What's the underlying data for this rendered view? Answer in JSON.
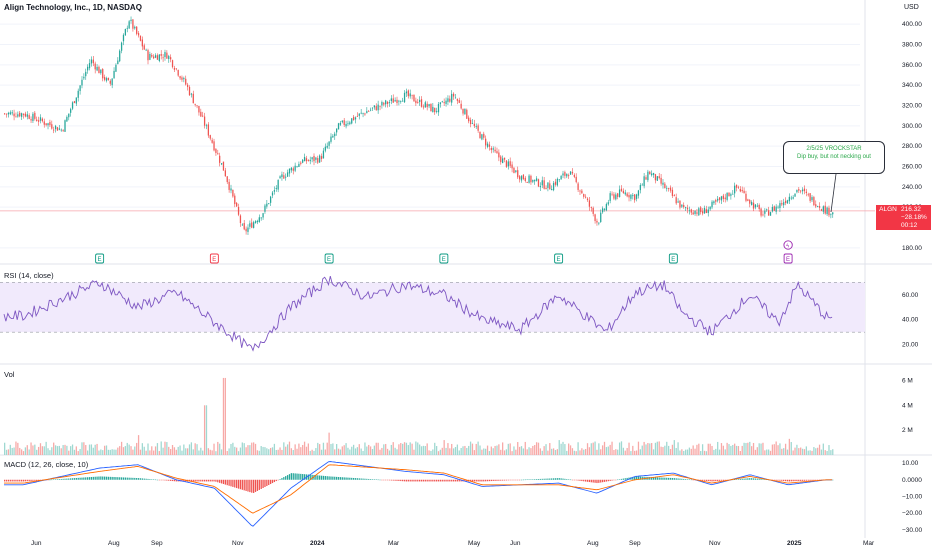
{
  "header": {
    "title": "Align Technology, Inc., 1D, NASDAQ",
    "currency": "USD"
  },
  "price_tag": {
    "symbol": "ALGN",
    "price": "216.32",
    "change": "−28.18%",
    "countdown": "00:12"
  },
  "annotation": {
    "line1": "2/5/25 VROCKSTAR",
    "line2": "Dip buy, but not necking out"
  },
  "panes": {
    "rsi_label": "RSI (14, close)",
    "vol_label": "Vol",
    "macd_label": "MACD (12, 26, close, 10)"
  },
  "colors": {
    "up": "#26a69a",
    "down": "#ef5350",
    "rsi_line": "#7e57c2",
    "rsi_band": "#f1eafc",
    "macd_line": "#2962ff",
    "signal_line": "#ff6d00",
    "earnings": "#089981"
  },
  "chart_data": [
    {
      "type": "candlestick",
      "title": "Align Technology, Inc., 1D, NASDAQ",
      "x_ticks": [
        "Jun",
        "Aug",
        "Sep",
        "Nov",
        "2024",
        "Mar",
        "May",
        "Jun",
        "Aug",
        "Sep",
        "Nov",
        "2025",
        "Mar"
      ],
      "y_ticks": [
        "400.00",
        "380.00",
        "360.00",
        "340.00",
        "320.00",
        "300.00",
        "280.00",
        "260.00",
        "240.00",
        "220.00",
        "180.00"
      ],
      "ylim": [
        170,
        410
      ],
      "last_price": 216.32,
      "anchors": [
        {
          "x": "May 2023",
          "close": 312
        },
        {
          "x": "Jun 2023",
          "close": 296
        },
        {
          "x": "Jul 2023",
          "close": 365
        },
        {
          "x": "Jul 2023",
          "close": 340
        },
        {
          "x": "Aug 2023",
          "close": 405
        },
        {
          "x": "Aug 2023",
          "close": 368
        },
        {
          "x": "Sep 2023",
          "close": 370
        },
        {
          "x": "Sep 2023",
          "close": 340
        },
        {
          "x": "Oct 2023",
          "close": 300
        },
        {
          "x": "Oct 2023",
          "close": 255
        },
        {
          "x": "Nov 2023",
          "close": 195
        },
        {
          "x": "Nov 2023",
          "close": 215
        },
        {
          "x": "Dec 2023",
          "close": 250
        },
        {
          "x": "Dec 2023",
          "close": 265
        },
        {
          "x": "Jan 2024",
          "close": 268
        },
        {
          "x": "Jan 2024",
          "close": 300
        },
        {
          "x": "Feb 2024",
          "close": 315
        },
        {
          "x": "Mar 2024",
          "close": 330
        },
        {
          "x": "Apr 2024",
          "close": 315
        },
        {
          "x": "Apr 2024",
          "close": 330
        },
        {
          "x": "May 2024",
          "close": 300
        },
        {
          "x": "May 2024",
          "close": 275
        },
        {
          "x": "Jun 2024",
          "close": 250
        },
        {
          "x": "Jul 2024",
          "close": 240
        },
        {
          "x": "Jul 2024",
          "close": 255
        },
        {
          "x": "Aug 2024",
          "close": 230
        },
        {
          "x": "Aug 2024",
          "close": 205
        },
        {
          "x": "Aug 2024",
          "close": 230
        },
        {
          "x": "Sep 2024",
          "close": 235
        },
        {
          "x": "Sep 2024",
          "close": 230
        },
        {
          "x": "Sep 2024",
          "close": 255
        },
        {
          "x": "Oct 2024",
          "close": 240
        },
        {
          "x": "Oct 2024",
          "close": 218
        },
        {
          "x": "Nov 2024",
          "close": 215
        },
        {
          "x": "Nov 2024",
          "close": 228
        },
        {
          "x": "Dec 2024",
          "close": 240
        },
        {
          "x": "Dec 2024",
          "close": 225
        },
        {
          "x": "Dec 2024",
          "close": 212
        },
        {
          "x": "Jan 2025",
          "close": 222
        },
        {
          "x": "Jan 2025",
          "close": 238
        },
        {
          "x": "Feb 2025",
          "close": 216
        }
      ],
      "earnings_markers": [
        {
          "x": "Jul 2023",
          "label": "E",
          "color": "green"
        },
        {
          "x": "Oct 2023",
          "label": "E",
          "color": "red"
        },
        {
          "x": "Jan 2024",
          "label": "E",
          "color": "green"
        },
        {
          "x": "Apr 2024",
          "label": "E",
          "color": "green"
        },
        {
          "x": "Jul 2024",
          "label": "E",
          "color": "green"
        },
        {
          "x": "Oct 2024",
          "label": "E",
          "color": "green"
        },
        {
          "x": "Jan 2025",
          "label": "E",
          "color": "purple"
        }
      ]
    },
    {
      "type": "line",
      "name": "RSI (14, close)",
      "y_ticks": [
        "60.00",
        "40.00",
        "20.00"
      ],
      "ylim": [
        10,
        80
      ],
      "bands": [
        30,
        70
      ],
      "anchors": [
        {
          "x": "May 2023",
          "value": 43
        },
        {
          "x": "Jul 2023",
          "value": 70
        },
        {
          "x": "Aug 2023",
          "value": 50
        },
        {
          "x": "Sep 2023",
          "value": 62
        },
        {
          "x": "Oct 2023",
          "value": 38
        },
        {
          "x": "Nov 2023",
          "value": 15
        },
        {
          "x": "Dec 2023",
          "value": 50
        },
        {
          "x": "Jan 2024",
          "value": 73
        },
        {
          "x": "Feb 2024",
          "value": 58
        },
        {
          "x": "Mar 2024",
          "value": 68
        },
        {
          "x": "Apr 2024",
          "value": 60
        },
        {
          "x": "May 2024",
          "value": 40
        },
        {
          "x": "Jun 2024",
          "value": 32
        },
        {
          "x": "Jul 2024",
          "value": 60
        },
        {
          "x": "Aug 2024",
          "value": 42
        },
        {
          "x": "Aug 2024",
          "value": 30
        },
        {
          "x": "Sep 2024",
          "value": 62
        },
        {
          "x": "Oct 2024",
          "value": 68
        },
        {
          "x": "Oct 2024",
          "value": 45
        },
        {
          "x": "Nov 2024",
          "value": 30
        },
        {
          "x": "Dec 2024",
          "value": 60
        },
        {
          "x": "Jan 2025",
          "value": 38
        },
        {
          "x": "Jan 2025",
          "value": 68
        },
        {
          "x": "Feb 2025",
          "value": 42
        }
      ]
    },
    {
      "type": "bar",
      "name": "Vol",
      "y_ticks": [
        "6 M",
        "4 M",
        "2 M"
      ],
      "ylim": [
        0,
        7000000
      ],
      "spikes": [
        {
          "x": "Aug 2023",
          "value": 1600000
        },
        {
          "x": "Oct 2023",
          "value": 4000000
        },
        {
          "x": "Oct 2023",
          "value": 6200000
        },
        {
          "x": "Jan 2024",
          "value": 1800000
        },
        {
          "x": "Apr 2024",
          "value": 1200000
        },
        {
          "x": "Jul 2024",
          "value": 1200000
        },
        {
          "x": "Oct 2024",
          "value": 1200000
        },
        {
          "x": "Jan 2025",
          "value": 1300000
        }
      ],
      "typical_range": [
        300000,
        1100000
      ]
    },
    {
      "type": "line",
      "name": "MACD (12, 26, close, 10)",
      "y_ticks": [
        "10.00",
        "0.0000",
        "−10.00",
        "−20.00",
        "−30.00"
      ],
      "ylim": [
        -33,
        13
      ],
      "series": [
        {
          "name": "MACD",
          "anchors": [
            {
              "x": "May 2023",
              "value": -3
            },
            {
              "x": "Jul 2023",
              "value": 7
            },
            {
              "x": "Aug 2023",
              "value": 9
            },
            {
              "x": "Sep 2023",
              "value": 0
            },
            {
              "x": "Oct 2023",
              "value": -5
            },
            {
              "x": "Nov 2023",
              "value": -28
            },
            {
              "x": "Dec 2023",
              "value": -5
            },
            {
              "x": "Jan 2024",
              "value": 11
            },
            {
              "x": "Mar 2024",
              "value": 5
            },
            {
              "x": "Apr 2024",
              "value": 3
            },
            {
              "x": "May 2024",
              "value": -4
            },
            {
              "x": "Jul 2024",
              "value": -2
            },
            {
              "x": "Aug 2024",
              "value": -8
            },
            {
              "x": "Sep 2024",
              "value": 2
            },
            {
              "x": "Oct 2024",
              "value": 4
            },
            {
              "x": "Nov 2024",
              "value": -3
            },
            {
              "x": "Dec 2024",
              "value": 3
            },
            {
              "x": "Jan 2025",
              "value": -3
            },
            {
              "x": "Feb 2025",
              "value": 0
            }
          ]
        },
        {
          "name": "Signal",
          "anchors": [
            {
              "x": "May 2023",
              "value": -2
            },
            {
              "x": "Jul 2023",
              "value": 5
            },
            {
              "x": "Aug 2023",
              "value": 8
            },
            {
              "x": "Sep 2023",
              "value": 1
            },
            {
              "x": "Oct 2023",
              "value": -4
            },
            {
              "x": "Nov 2023",
              "value": -20
            },
            {
              "x": "Dec 2023",
              "value": -9
            },
            {
              "x": "Jan 2024",
              "value": 9
            },
            {
              "x": "Mar 2024",
              "value": 6
            },
            {
              "x": "Apr 2024",
              "value": 4
            },
            {
              "x": "May 2024",
              "value": -3
            },
            {
              "x": "Jul 2024",
              "value": -3
            },
            {
              "x": "Aug 2024",
              "value": -6
            },
            {
              "x": "Sep 2024",
              "value": 0
            },
            {
              "x": "Oct 2024",
              "value": 3
            },
            {
              "x": "Nov 2024",
              "value": -2
            },
            {
              "x": "Dec 2024",
              "value": 2
            },
            {
              "x": "Jan 2025",
              "value": -2
            },
            {
              "x": "Feb 2025",
              "value": 0
            }
          ]
        }
      ]
    }
  ]
}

**Direction**: Check every line of the listing for the string "type" and report how many lines have it, as a number alone.

**Exercise answer**: 4